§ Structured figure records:
+--

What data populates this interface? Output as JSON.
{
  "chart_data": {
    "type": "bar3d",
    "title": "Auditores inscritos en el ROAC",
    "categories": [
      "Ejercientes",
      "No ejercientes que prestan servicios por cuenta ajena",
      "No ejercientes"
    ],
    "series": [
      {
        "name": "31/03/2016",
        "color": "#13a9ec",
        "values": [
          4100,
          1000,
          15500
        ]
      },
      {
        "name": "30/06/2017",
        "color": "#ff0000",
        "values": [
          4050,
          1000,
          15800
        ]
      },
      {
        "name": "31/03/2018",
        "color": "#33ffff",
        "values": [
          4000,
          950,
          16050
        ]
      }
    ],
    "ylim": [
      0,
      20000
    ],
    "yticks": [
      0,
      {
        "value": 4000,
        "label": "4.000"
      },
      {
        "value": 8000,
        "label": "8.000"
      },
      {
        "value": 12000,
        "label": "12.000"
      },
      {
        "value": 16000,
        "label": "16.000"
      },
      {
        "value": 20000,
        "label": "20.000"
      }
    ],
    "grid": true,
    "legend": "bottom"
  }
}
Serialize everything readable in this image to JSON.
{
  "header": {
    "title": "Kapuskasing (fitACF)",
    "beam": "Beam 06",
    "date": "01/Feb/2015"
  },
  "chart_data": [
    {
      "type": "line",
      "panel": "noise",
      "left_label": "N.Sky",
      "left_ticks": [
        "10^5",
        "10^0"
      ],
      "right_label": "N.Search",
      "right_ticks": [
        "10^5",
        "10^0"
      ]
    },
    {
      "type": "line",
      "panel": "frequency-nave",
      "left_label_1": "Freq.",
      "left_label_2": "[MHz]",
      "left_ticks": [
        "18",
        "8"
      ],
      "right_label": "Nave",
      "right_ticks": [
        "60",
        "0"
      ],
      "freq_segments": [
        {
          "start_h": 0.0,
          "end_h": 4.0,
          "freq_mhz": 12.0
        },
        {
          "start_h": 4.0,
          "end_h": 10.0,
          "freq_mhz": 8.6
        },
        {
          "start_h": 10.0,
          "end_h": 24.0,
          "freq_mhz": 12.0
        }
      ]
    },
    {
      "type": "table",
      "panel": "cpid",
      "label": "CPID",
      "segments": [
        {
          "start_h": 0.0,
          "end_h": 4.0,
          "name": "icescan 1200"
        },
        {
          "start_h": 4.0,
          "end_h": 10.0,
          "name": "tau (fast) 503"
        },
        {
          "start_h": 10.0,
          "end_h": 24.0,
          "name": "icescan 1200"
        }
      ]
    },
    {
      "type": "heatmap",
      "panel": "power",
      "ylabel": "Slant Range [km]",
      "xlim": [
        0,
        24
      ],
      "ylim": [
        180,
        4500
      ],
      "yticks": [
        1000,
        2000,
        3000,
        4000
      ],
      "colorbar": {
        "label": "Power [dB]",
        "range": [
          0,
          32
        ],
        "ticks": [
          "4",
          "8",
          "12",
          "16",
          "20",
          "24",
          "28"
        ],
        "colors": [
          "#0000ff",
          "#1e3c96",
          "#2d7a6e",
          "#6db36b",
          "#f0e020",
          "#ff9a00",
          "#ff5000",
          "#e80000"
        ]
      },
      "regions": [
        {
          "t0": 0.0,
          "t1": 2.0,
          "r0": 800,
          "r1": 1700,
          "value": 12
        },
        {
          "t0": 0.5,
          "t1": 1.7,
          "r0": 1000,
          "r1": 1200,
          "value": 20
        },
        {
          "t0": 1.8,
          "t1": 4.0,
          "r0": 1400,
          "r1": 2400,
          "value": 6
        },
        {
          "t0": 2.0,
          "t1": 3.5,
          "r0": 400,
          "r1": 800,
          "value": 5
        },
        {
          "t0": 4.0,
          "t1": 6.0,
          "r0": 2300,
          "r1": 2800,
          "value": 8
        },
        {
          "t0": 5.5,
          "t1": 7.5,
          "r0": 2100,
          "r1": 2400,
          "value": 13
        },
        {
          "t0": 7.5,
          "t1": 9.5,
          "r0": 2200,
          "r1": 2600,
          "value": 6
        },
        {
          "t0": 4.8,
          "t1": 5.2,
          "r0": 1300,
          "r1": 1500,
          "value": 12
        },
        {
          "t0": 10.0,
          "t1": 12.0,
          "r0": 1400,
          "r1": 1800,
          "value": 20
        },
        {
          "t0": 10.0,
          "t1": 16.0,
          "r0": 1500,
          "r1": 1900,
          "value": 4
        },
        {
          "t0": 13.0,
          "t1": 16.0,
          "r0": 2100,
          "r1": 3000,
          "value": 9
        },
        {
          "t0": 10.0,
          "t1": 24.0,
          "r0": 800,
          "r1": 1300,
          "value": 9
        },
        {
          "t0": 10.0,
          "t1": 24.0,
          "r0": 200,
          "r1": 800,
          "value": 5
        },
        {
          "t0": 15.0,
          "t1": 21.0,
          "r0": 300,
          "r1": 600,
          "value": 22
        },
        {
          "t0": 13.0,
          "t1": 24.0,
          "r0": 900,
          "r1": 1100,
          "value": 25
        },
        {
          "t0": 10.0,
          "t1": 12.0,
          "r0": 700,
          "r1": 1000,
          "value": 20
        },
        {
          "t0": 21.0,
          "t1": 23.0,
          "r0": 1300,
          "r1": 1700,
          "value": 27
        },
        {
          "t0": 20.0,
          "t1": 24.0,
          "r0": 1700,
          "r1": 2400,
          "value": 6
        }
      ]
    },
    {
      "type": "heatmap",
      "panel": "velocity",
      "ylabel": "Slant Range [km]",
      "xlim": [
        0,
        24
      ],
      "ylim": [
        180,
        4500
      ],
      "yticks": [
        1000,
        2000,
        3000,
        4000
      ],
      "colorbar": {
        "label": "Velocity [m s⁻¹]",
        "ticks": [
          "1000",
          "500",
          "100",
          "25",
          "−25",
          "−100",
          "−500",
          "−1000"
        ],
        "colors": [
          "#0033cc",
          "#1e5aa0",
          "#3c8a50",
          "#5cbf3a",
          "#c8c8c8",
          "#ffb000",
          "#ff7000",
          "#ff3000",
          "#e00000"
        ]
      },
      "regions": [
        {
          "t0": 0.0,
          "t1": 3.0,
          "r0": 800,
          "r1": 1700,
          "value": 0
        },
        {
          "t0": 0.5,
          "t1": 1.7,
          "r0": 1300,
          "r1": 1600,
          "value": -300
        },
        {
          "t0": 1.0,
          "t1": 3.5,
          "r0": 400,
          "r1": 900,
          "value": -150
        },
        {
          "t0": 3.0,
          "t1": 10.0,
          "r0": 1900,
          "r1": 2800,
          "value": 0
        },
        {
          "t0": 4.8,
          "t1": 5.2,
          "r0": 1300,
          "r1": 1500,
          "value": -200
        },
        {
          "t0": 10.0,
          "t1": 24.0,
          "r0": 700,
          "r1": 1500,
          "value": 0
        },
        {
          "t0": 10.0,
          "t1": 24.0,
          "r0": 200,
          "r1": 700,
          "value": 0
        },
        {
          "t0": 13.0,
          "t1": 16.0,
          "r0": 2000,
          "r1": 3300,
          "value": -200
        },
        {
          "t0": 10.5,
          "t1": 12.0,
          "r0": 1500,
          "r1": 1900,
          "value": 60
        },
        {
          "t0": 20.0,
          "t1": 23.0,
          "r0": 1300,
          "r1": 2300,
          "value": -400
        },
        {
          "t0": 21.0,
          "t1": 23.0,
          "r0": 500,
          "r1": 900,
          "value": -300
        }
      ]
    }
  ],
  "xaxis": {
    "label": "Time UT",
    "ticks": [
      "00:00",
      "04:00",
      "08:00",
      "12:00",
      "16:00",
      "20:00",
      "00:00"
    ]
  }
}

+--

§ Problem details: Reproduce the records above exactly as they appear.

§ Full output:
What data populates this interface? Output as JSON.
{
  "chart_data": {
    "type": "bar3d",
    "title": "Auditores inscritos en el ROAC",
    "categories": [
      "Ejercientes",
      "No ejercientes que prestan servicios por cuenta ajena",
      "No ejercientes"
    ],
    "series": [
      {
        "name": "31/03/2016",
        "color": "#13a9ec",
        "values": [
          4100,
          1000,
          15500
        ]
      },
      {
        "name": "30/06/2017",
        "color": "#ff0000",
        "values": [
          4050,
          1000,
          15800
        ]
      },
      {
        "name": "31/03/2018",
        "color": "#33ffff",
        "values": [
          4000,
          950,
          16050
        ]
      }
    ],
    "ylim": [
      0,
      20000
    ],
    "yticks": [
      0,
      {
        "value": 4000,
        "label": "4.000"
      },
      {
        "value": 8000,
        "label": "8.000"
      },
      {
        "value": 12000,
        "label": "12.000"
      },
      {
        "value": 16000,
        "label": "16.000"
      },
      {
        "value": 20000,
        "label": "20.000"
      }
    ],
    "grid": true,
    "legend": "bottom"
  }
}
Serialize everything readable in this image to JSON.
{
  "header": {
    "title": "Kapuskasing (fitACF)",
    "beam": "Beam 06",
    "date": "01/Feb/2015"
  },
  "chart_data": [
    {
      "type": "line",
      "panel": "noise",
      "left_label": "N.Sky",
      "left_ticks": [
        "10^5",
        "10^0"
      ],
      "right_label": "N.Search",
      "right_ticks": [
        "10^5",
        "10^0"
      ]
    },
    {
      "type": "line",
      "panel": "frequency-nave",
      "left_label_1": "Freq.",
      "left_label_2": "[MHz]",
      "left_ticks": [
        "18",
        "8"
      ],
      "right_label": "Nave",
      "right_ticks": [
        "60",
        "0"
      ],
      "freq_segments": [
        {
          "start_h": 0.0,
          "end_h": 4.0,
          "freq_mhz": 12.0
        },
        {
          "start_h": 4.0,
          "end_h": 10.0,
          "freq_mhz": 8.6
        },
        {
          "start_h": 10.0,
          "end_h": 24.0,
          "freq_mhz": 12.0
        }
      ]
    },
    {
      "type": "table",
      "panel": "cpid",
      "label": "CPID",
      "segments": [
        {
          "start_h": 0.0,
          "end_h": 4.0,
          "name": "icescan 1200"
        },
        {
          "start_h": 4.0,
          "end_h": 10.0,
          "name": "tau (fast) 503"
        },
        {
          "start_h": 10.0,
          "end_h": 24.0,
          "name": "icescan 1200"
        }
      ]
    },
    {
      "type": "heatmap",
      "panel": "power",
      "ylabel": "Slant Range [km]",
      "xlim": [
        0,
        24
      ],
      "ylim": [
        180,
        4500
      ],
      "yticks": [
        1000,
        2000,
        3000,
        4000
      ],
      "colorbar": {
        "label": "Power [dB]",
        "range": [
          0,
          32
        ],
        "ticks": [
          "4",
          "8",
          "12",
          "16",
          "20",
          "24",
          "28"
        ],
        "colors": [
          "#0000ff",
          "#1e3c96",
          "#2d7a6e",
          "#6db36b",
          "#f0e020",
          "#ff9a00",
          "#ff5000",
          "#e80000"
        ]
      },
      "regions": [
        {
          "t0": 0.0,
          "t1": 2.0,
          "r0": 800,
          "r1": 1700,
          "value": 12
        },
        {
          "t0": 0.5,
          "t1": 1.7,
          "r0": 1000,
          "r1": 1200,
          "value": 20
        },
        {
          "t0": 1.8,
          "t1": 4.0,
          "r0": 1400,
          "r1": 2400,
          "value": 6
        },
        {
          "t0": 2.0,
          "t1": 3.5,
          "r0": 400,
          "r1": 800,
          "value": 5
        },
        {
          "t0": 4.0,
          "t1": 6.0,
          "r0": 2300,
          "r1": 2800,
          "value": 8
        },
        {
          "t0": 5.5,
          "t1": 7.5,
          "r0": 2100,
          "r1": 2400,
          "value": 13
        },
        {
          "t0": 7.5,
          "t1": 9.5,
          "r0": 2200,
          "r1": 2600,
          "value": 6
        },
        {
          "t0": 4.8,
          "t1": 5.2,
          "r0": 1300,
          "r1": 1500,
          "value": 12
        },
        {
          "t0": 10.0,
          "t1": 12.0,
          "r0": 1400,
          "r1": 1800,
          "value": 20
        },
        {
          "t0": 10.0,
          "t1": 16.0,
          "r0": 1500,
          "r1": 1900,
          "value": 4
        },
        {
          "t0": 13.0,
          "t1": 16.0,
          "r0": 2100,
          "r1": 3000,
          "value": 9
        },
        {
          "t0": 10.0,
          "t1": 24.0,
          "r0": 800,
          "r1": 1300,
          "value": 9
        },
        {
          "t0": 10.0,
          "t1": 24.0,
          "r0": 200,
          "r1": 800,
          "value": 5
        },
        {
          "t0": 15.0,
          "t1": 21.0,
          "r0": 300,
          "r1": 600,
          "value": 22
        },
        {
          "t0": 13.0,
          "t1": 24.0,
          "r0": 900,
          "r1": 1100,
          "value": 25
        },
        {
          "t0": 10.0,
          "t1": 12.0,
          "r0": 700,
          "r1": 1000,
          "value": 20
        },
        {
          "t0": 21.0,
          "t1": 23.0,
          "r0": 1300,
          "r1": 1700,
          "value": 27
        },
        {
          "t0": 20.0,
          "t1": 24.0,
          "r0": 1700,
          "r1": 2400,
          "value": 6
        }
      ]
    },
    {
      "type": "heatmap",
      "panel": "velocity",
      "ylabel": "Slant Range [km]",
      "xlim": [
        0,
        24
      ],
      "ylim": [
        180,
        4500
      ],
      "yticks": [
        1000,
        2000,
        3000,
        4000
      ],
      "colorbar": {
        "label": "Velocity [m s⁻¹]",
        "ticks": [
          "1000",
          "500",
          "100",
          "25",
          "−25",
          "−100",
          "−500",
          "−1000"
        ],
        "colors": [
          "#0033cc",
          "#1e5aa0",
          "#3c8a50",
          "#5cbf3a",
          "#c8c8c8",
          "#ffb000",
          "#ff7000",
          "#ff3000",
          "#e00000"
        ]
      },
      "regions": [
        {
          "t0": 0.0,
          "t1": 3.0,
          "r0": 800,
          "r1": 1700,
          "value": 0
        },
        {
          "t0": 0.5,
          "t1": 1.7,
          "r0": 1300,
          "r1": 1600,
          "value": -300
        },
        {
          "t0": 1.0,
          "t1": 3.5,
          "r0": 400,
          "r1": 900,
          "value": -150
        },
        {
          "t0": 3.0,
          "t1": 10.0,
          "r0": 1900,
          "r1": 2800,
          "value": 0
        },
        {
          "t0": 4.8,
          "t1": 5.2,
          "r0": 1300,
          "r1": 1500,
          "value": -200
        },
        {
          "t0": 10.0,
          "t1": 24.0,
          "r0": 700,
          "r1": 1500,
          "value": 0
        },
        {
          "t0": 10.0,
          "t1": 24.0,
          "r0": 200,
          "r1": 700,
          "value": 0
        },
        {
          "t0": 13.0,
          "t1": 16.0,
          "r0": 2000,
          "r1": 3300,
          "value": -200
        },
        {
          "t0": 10.5,
          "t1": 12.0,
          "r0": 1500,
          "r1": 1900,
          "value": 60
        },
        {
          "t0": 20.0,
          "t1": 23.0,
          "r0": 1300,
          "r1": 2300,
          "value": -400
        },
        {
          "t0": 21.0,
          "t1": 23.0,
          "r0": 500,
          "r1": 900,
          "value": -300
        }
      ]
    }
  ],
  "xaxis": {
    "label": "Time UT",
    "ticks": [
      "00:00",
      "04:00",
      "08:00",
      "12:00",
      "16:00",
      "20:00",
      "00:00"
    ]
  }
}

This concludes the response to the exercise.